Written instruction:
Copy out each line of the listing that has the word "site" in it.

Items:
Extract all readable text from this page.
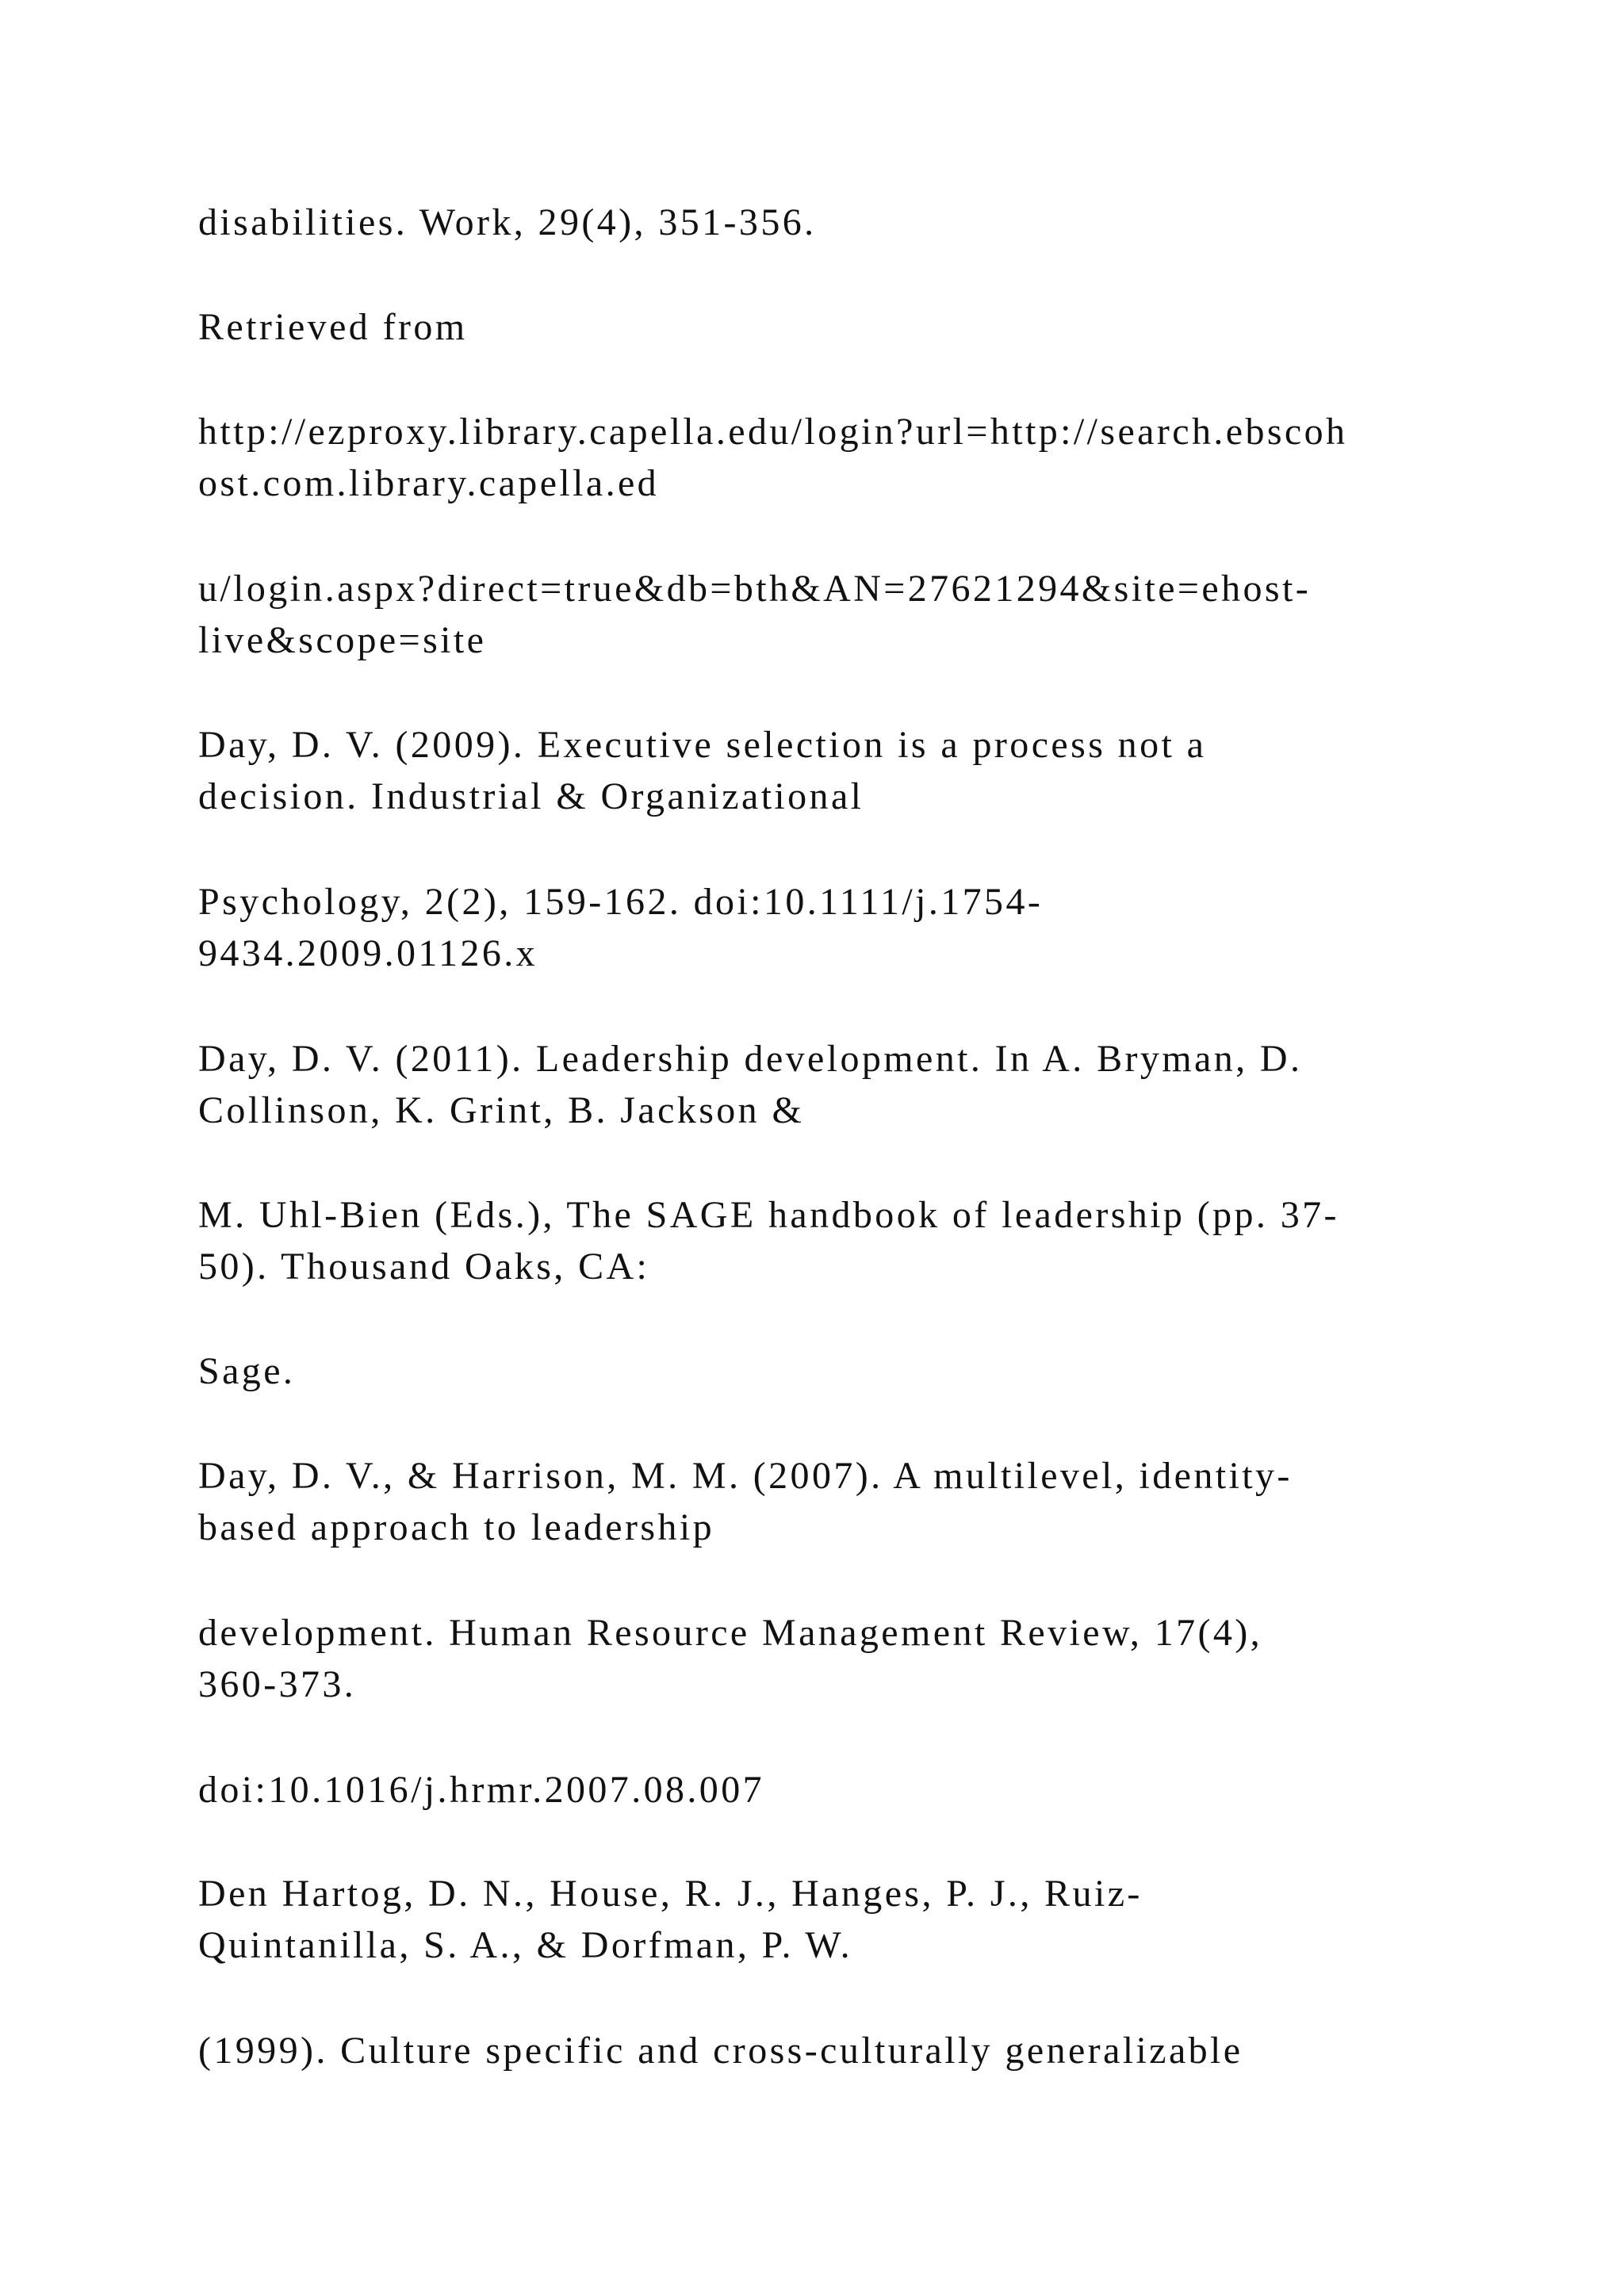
disabilities. Work, 29(4), 351-356.

Retrieved from

http://ezproxy.library.capella.edu/login?url=http://search.ebscoh
ost.com.library.capella.ed

u/login.aspx?direct=true&db=bth&AN=27621294&site=ehost-
live&scope=site

Day, D. V. (2009). Executive selection is a process not a
decision. Industrial & Organizational

Psychology, 2(2), 159-162. doi:10.1111/j.1754-
9434.2009.01126.x

Day, D. V. (2011). Leadership development. In A. Bryman, D.
Collinson, K. Grint, B. Jackson &

M. Uhl-Bien (Eds.), The SAGE handbook of leadership (pp. 37-
50). Thousand Oaks, CA:

Sage.

Day, D. V., & Harrison, M. M. (2007). A multilevel, identity-
based approach to leadership

development. Human Resource Management Review, 17(4),
360-373.

doi:10.1016/j.hrmr.2007.08.007

Den Hartog, D. N., House, R. J., Hanges, P. J., Ruiz-
Quintanilla, S. A., & Dorfman, P. W.

(1999). Culture specific and cross-culturally generalizable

Full solution:
u/login.aspx?direct=true&db=bth&AN=27621294&site=ehost-
live&scope=site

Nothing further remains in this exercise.